Wherever "your" appears in a line, list that line.

RECORDS SUPPLIED:
──────────
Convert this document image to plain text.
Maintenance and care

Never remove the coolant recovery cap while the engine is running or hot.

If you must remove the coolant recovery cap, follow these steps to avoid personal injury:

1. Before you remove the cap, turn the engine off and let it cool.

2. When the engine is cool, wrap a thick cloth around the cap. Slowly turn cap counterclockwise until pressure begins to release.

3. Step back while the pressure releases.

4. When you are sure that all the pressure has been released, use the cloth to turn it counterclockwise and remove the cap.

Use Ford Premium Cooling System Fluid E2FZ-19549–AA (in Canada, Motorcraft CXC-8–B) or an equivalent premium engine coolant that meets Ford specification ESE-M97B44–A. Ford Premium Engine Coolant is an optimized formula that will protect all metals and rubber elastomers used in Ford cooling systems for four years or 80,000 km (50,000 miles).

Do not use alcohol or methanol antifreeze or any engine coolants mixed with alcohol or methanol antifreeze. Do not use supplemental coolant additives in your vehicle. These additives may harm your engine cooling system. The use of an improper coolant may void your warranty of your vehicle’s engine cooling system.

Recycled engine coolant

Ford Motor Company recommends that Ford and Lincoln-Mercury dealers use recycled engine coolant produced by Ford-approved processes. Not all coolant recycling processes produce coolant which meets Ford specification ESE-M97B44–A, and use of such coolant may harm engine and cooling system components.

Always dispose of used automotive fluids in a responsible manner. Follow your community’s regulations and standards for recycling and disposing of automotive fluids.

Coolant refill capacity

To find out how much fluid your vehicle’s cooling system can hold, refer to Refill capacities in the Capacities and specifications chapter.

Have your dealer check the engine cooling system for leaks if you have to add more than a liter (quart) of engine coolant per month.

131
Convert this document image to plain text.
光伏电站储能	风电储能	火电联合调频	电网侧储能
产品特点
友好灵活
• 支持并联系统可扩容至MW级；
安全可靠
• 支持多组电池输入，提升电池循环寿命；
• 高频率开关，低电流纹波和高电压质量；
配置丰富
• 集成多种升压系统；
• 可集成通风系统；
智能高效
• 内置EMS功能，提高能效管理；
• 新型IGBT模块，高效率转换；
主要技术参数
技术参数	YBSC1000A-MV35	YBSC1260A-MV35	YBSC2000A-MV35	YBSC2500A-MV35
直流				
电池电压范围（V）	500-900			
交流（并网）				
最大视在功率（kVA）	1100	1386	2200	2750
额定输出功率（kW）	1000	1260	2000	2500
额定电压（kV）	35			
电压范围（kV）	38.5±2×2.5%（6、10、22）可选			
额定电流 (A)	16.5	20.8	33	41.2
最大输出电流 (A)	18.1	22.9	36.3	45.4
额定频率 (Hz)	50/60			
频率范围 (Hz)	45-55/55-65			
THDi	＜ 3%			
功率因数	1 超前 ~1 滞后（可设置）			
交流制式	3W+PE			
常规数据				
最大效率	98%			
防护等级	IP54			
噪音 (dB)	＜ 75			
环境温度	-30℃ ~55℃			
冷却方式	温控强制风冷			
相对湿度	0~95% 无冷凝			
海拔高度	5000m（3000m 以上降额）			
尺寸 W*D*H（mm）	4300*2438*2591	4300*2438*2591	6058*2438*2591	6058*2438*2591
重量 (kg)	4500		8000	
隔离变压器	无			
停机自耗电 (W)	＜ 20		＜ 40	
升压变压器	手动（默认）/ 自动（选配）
──────────
TASK RESPONSE:
Do not use alcohol or methanol antifreeze or any engine coolants mixed with alcohol or methanol antifreeze. Do not use supplemental coolant additives in your vehicle. These additives may harm your engine cooling system. The use of an improper coolant may void your warranty of your vehicle’s engine cooling system.
Always dispose of used automotive fluids in a responsible manner. Follow your community’s regulations and standards for recycling and disposing of automotive fluids.
To find out how much fluid your vehicle’s cooling system can hold, refer to Refill capacities in the Capacities and specifications chapter.
Have your dealer check the engine cooling system for leaks if you have to add more than a liter (quart) of engine coolant per month.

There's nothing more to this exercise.